Dataset records:
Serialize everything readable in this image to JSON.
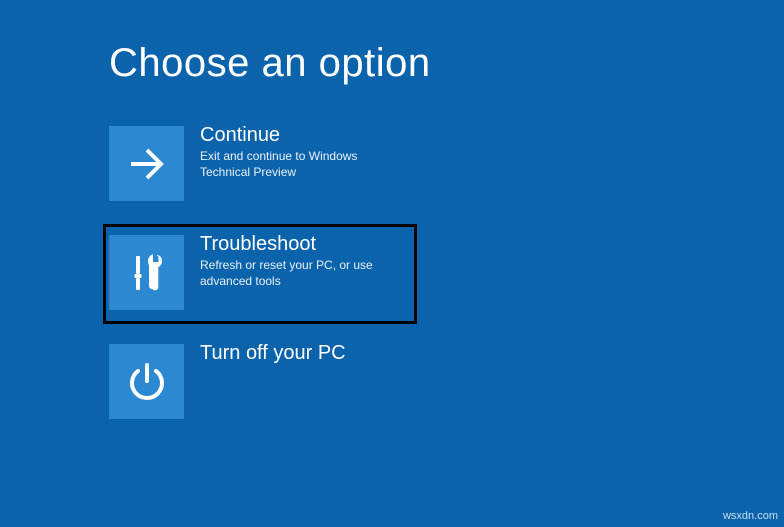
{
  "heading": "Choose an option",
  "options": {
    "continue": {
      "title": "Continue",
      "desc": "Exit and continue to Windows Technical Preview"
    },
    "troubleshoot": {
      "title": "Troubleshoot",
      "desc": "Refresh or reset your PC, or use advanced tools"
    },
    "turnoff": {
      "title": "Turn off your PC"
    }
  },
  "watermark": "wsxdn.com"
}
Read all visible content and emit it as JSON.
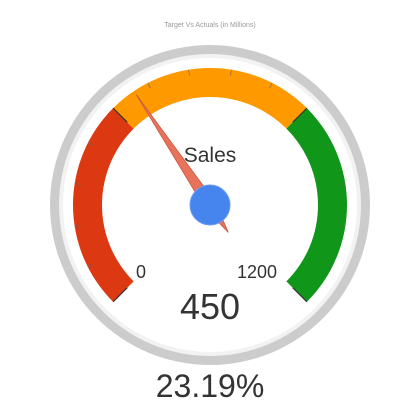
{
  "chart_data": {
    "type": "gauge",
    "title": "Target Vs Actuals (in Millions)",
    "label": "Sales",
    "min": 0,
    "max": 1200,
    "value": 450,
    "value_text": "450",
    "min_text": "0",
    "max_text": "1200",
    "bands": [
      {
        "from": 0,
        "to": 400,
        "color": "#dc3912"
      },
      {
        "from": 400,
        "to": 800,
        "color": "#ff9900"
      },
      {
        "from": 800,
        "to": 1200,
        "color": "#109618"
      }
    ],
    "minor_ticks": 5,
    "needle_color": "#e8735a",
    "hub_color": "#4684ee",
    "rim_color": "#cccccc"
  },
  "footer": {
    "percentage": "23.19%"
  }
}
---
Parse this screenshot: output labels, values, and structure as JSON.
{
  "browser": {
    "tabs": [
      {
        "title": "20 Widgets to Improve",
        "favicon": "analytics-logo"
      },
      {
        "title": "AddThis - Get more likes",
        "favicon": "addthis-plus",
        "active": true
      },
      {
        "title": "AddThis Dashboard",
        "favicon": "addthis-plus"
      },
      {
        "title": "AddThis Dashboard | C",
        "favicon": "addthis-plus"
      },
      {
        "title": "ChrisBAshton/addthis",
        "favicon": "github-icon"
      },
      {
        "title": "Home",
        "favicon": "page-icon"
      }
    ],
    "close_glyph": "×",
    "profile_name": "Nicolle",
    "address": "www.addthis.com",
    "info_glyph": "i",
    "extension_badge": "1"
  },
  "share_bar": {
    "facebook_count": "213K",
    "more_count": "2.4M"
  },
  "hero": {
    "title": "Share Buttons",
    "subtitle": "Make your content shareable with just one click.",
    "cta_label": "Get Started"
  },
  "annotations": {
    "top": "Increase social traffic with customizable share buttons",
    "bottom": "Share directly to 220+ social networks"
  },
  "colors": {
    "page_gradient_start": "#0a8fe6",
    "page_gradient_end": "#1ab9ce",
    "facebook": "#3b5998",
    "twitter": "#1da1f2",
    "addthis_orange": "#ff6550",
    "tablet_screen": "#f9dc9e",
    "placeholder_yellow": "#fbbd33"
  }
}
--
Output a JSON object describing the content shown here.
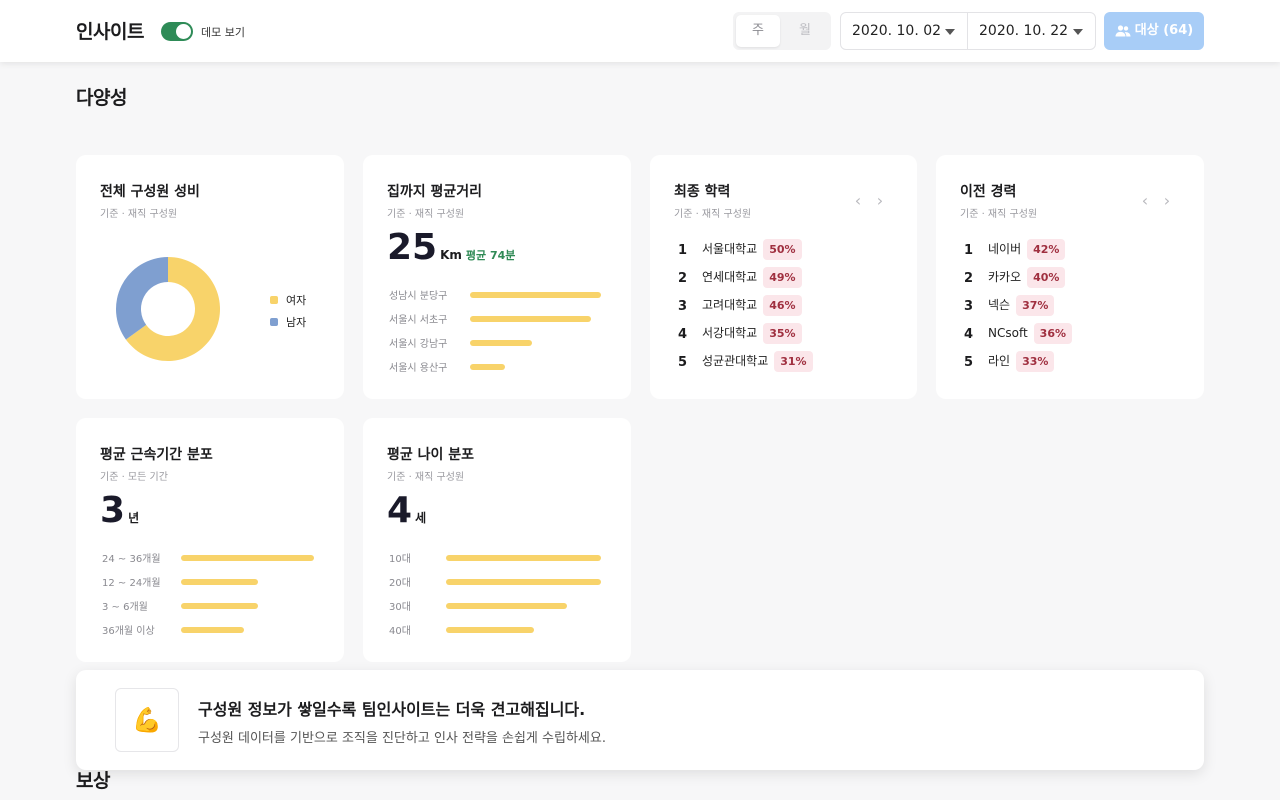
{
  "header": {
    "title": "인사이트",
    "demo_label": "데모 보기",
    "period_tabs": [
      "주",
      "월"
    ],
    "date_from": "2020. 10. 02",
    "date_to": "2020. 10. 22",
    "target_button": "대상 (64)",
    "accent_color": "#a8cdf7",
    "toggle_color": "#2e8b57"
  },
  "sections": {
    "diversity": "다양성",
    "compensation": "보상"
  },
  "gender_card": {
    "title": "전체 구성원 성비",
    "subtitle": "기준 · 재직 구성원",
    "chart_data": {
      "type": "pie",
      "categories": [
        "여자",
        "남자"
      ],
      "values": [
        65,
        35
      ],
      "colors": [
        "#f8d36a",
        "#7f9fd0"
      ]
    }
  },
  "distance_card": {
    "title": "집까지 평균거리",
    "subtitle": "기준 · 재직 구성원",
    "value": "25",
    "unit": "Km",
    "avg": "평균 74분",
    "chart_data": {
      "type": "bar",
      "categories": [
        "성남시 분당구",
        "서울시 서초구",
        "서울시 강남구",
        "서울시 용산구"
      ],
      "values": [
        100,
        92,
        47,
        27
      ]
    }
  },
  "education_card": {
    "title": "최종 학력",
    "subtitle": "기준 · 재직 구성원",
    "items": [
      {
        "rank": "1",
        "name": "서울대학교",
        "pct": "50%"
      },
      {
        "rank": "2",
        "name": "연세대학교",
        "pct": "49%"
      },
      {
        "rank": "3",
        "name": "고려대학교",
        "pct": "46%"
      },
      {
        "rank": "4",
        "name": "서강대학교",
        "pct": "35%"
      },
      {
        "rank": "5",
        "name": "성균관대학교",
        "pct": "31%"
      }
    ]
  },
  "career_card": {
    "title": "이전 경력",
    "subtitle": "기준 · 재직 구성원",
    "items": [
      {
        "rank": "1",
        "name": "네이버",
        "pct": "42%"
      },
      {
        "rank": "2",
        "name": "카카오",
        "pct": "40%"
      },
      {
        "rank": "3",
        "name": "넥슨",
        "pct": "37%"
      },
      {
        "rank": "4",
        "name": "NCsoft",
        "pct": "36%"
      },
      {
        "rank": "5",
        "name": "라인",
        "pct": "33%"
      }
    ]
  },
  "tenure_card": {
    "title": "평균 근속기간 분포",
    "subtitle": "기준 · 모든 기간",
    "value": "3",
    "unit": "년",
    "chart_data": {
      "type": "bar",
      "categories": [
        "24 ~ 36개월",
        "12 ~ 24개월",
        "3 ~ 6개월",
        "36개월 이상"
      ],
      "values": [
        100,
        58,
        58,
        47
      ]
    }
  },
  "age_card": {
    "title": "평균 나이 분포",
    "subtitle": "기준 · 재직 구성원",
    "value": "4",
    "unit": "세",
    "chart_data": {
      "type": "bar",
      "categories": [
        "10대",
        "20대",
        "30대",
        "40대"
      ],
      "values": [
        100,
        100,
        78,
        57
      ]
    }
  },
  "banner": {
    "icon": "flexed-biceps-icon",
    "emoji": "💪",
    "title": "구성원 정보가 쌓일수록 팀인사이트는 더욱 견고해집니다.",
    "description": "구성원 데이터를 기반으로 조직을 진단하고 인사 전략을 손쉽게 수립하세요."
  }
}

AIM OF THE TASK: Show all lines in the entries above where the word "with" appears.

THE ANSWER:
    "subtitle": "Make your content shareable with just one click.",
    "top": "Increase social traffic with customizable share buttons",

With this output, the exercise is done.